J.R.’s life as a touring bluesman came later than some. In his late 20’s, he was living in Brooklyn, bartending and teaching at a pre-school. He had a masters degree in printmaking, but the medium was quickly being usurped by
digital alternatives. Still, he needed a creative outlet.
A few years before, J.R.’s college roommate had introduced him to a song that made him fall in love with the blues. It was Blind Lemon Jefferson, a 1920’s singer and guitarist who is sometimes credited as the “Father of the Texas Blues.”
From then on, J.R. spent his in-between-time — in between work, school, relationships and everything else — playing the blues. By the early 2010’s, he was a regular at Brooklyn open mics and bar gigs.
“There were a lot of DIY venues that popped up in loft spaces or garages. They were perfect for the type of music I was playing,” he explained. “All you needed was a condenser microphone, a picnic table and a cooler of PBR.”

■ WORK REQUEST 1 ■
In the passage about J.R.'s start as a bluesman, list everything he says a DIY venue needed.
■ WORK REQUEST 2 ■
Carry on the passage about J.R.'s start as a bluesman from the point where it stops.

■ Document layout detection data ■
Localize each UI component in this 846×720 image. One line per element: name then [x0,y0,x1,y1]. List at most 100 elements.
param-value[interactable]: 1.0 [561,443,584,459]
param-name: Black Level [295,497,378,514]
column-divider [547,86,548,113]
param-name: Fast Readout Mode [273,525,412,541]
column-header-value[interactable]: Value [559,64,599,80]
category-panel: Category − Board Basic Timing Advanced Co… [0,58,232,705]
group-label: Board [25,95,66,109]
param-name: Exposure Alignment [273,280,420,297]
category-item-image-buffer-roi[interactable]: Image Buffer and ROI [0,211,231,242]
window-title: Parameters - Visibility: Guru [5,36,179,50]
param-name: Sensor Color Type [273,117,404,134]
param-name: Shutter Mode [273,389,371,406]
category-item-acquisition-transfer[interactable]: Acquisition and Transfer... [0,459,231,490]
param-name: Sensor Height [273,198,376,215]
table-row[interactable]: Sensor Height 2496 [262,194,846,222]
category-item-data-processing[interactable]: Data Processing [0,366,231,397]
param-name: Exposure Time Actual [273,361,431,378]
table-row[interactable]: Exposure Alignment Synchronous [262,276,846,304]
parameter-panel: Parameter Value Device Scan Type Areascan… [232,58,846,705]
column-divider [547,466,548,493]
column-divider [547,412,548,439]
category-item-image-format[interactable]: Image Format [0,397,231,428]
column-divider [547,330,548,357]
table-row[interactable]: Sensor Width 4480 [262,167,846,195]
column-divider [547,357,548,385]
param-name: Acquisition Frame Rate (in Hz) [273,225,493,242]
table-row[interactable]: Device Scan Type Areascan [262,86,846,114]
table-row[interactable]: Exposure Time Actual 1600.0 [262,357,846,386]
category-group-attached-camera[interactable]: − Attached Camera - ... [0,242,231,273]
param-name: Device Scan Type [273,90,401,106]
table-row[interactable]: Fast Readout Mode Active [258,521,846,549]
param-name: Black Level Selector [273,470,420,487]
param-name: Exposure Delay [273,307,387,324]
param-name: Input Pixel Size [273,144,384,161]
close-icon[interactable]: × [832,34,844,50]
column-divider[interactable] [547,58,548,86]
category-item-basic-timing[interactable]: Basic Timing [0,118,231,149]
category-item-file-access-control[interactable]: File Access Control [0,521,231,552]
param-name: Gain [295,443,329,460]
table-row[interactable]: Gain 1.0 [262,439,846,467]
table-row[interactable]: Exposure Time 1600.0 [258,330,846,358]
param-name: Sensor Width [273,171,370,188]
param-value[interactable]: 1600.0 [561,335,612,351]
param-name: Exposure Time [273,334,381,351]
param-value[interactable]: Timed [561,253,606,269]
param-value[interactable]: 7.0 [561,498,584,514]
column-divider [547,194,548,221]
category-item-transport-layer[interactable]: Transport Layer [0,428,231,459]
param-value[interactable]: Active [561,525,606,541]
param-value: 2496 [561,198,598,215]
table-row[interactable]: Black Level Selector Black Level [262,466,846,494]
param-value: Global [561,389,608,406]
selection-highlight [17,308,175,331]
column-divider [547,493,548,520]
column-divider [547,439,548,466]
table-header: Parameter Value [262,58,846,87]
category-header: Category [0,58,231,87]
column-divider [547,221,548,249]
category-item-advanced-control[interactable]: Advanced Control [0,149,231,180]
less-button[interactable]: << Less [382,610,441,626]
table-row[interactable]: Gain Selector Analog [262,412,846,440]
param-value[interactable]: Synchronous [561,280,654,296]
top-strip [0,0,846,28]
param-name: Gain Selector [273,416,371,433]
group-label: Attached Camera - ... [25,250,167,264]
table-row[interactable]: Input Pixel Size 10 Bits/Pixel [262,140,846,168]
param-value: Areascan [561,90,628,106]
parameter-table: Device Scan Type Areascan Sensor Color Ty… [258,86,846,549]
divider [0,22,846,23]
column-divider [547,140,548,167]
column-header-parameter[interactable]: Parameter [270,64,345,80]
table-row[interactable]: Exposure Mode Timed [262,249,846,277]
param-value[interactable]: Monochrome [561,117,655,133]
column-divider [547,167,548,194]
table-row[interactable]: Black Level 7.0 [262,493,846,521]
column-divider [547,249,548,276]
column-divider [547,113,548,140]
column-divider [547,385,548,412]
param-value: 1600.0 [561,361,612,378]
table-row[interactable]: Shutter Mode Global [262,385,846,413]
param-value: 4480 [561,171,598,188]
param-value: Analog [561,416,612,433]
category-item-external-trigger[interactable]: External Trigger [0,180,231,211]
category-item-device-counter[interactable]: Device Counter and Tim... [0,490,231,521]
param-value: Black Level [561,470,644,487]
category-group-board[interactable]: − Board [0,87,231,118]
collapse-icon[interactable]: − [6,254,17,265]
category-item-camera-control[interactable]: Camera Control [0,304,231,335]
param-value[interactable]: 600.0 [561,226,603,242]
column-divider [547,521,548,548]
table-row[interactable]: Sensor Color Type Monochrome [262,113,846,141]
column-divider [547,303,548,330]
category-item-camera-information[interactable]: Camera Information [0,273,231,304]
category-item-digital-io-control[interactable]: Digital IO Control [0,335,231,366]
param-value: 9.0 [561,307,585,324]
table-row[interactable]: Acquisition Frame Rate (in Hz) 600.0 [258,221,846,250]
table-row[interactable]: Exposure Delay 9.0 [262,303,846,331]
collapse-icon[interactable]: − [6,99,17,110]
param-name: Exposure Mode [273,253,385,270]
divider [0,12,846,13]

■ REPLY 1 ■
A condenser microphone, a picnic table and a cooler of PBR.

■ REPLY 2 ■
Music as a career felt like a far off dream, but a local recording engineer took an interest in the backroom troubadour and produced his first album. Word began to spread, and soon he was touring all over the country.
A decade later, J.R.’s career in music still feels precarious at times. His lead songs may have millions of streams on Spotify, but gone is the album era when artists could make good money off of records. For now, J.R. is thankful to have enough financial backing to tour with a drummer this summer.
“You never know when the bottom is gonna drop out. I could be back to bartending or teaching at any moment,” he said. “Sometimes I struggle to accept it, but this is what I love. It’s going to make me happy even though it’s going to be 1,000 times harder and may not even work out in the end.”
Penniless or prosperous, J.R. will play the blues. And he’ll keep dancing too. That’s what “Stay Wild” is really about. It’s easy to dance when you’re happy, but just as important to dance when you’re struggling with life’s most irksome questions.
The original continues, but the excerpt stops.